══ Records to process
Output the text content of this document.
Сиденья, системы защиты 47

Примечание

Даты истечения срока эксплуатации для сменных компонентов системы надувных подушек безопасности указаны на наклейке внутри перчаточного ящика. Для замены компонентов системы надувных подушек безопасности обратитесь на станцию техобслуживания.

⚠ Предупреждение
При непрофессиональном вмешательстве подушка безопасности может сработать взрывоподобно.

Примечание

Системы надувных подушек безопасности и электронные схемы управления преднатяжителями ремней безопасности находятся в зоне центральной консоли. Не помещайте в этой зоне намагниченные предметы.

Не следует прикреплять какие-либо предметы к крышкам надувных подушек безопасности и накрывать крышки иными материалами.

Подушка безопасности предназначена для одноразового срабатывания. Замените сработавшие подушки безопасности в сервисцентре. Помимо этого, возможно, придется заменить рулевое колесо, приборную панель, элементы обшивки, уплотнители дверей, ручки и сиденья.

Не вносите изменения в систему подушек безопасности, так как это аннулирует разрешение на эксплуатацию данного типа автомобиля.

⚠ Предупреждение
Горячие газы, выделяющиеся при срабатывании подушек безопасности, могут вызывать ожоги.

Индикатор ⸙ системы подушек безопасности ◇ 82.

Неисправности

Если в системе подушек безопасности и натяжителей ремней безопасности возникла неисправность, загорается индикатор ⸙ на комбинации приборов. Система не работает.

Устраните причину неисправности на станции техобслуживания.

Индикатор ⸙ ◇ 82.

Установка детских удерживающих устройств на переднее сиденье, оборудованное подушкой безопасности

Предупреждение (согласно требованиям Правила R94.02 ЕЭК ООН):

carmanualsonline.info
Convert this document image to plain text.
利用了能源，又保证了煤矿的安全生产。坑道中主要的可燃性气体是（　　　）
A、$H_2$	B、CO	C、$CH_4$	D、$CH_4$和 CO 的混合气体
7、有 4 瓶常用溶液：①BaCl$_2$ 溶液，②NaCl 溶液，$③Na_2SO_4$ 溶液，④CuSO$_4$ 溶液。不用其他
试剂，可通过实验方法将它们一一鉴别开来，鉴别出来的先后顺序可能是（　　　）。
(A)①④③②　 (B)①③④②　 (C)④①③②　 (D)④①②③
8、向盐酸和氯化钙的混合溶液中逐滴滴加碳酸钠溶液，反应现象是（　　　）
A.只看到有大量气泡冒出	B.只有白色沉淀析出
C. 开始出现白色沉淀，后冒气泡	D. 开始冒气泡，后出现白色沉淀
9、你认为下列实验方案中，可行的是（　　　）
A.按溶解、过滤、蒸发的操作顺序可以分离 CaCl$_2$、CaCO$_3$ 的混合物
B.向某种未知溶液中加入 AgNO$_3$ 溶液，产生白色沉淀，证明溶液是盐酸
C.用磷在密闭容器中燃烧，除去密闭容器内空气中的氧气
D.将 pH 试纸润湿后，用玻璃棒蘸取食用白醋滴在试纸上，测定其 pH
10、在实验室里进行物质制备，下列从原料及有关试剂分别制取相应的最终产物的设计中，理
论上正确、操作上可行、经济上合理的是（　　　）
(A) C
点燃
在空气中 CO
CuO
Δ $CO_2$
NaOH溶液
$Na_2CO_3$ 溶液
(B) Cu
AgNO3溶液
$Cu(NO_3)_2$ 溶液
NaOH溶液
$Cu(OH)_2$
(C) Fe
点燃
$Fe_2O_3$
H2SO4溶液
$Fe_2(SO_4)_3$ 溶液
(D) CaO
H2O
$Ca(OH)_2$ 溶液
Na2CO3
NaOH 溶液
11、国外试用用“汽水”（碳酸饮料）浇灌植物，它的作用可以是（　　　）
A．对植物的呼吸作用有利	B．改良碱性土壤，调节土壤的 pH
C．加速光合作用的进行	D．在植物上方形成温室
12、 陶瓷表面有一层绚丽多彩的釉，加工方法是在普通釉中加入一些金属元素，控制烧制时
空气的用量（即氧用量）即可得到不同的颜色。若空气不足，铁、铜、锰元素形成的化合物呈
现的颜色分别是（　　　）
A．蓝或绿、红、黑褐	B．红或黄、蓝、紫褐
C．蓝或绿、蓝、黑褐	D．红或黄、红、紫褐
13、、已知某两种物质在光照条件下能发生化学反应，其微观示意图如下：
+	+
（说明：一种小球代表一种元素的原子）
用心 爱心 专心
════
What is the number of lines in the records above that include the word "text"? Reply with that number and nothing more.

2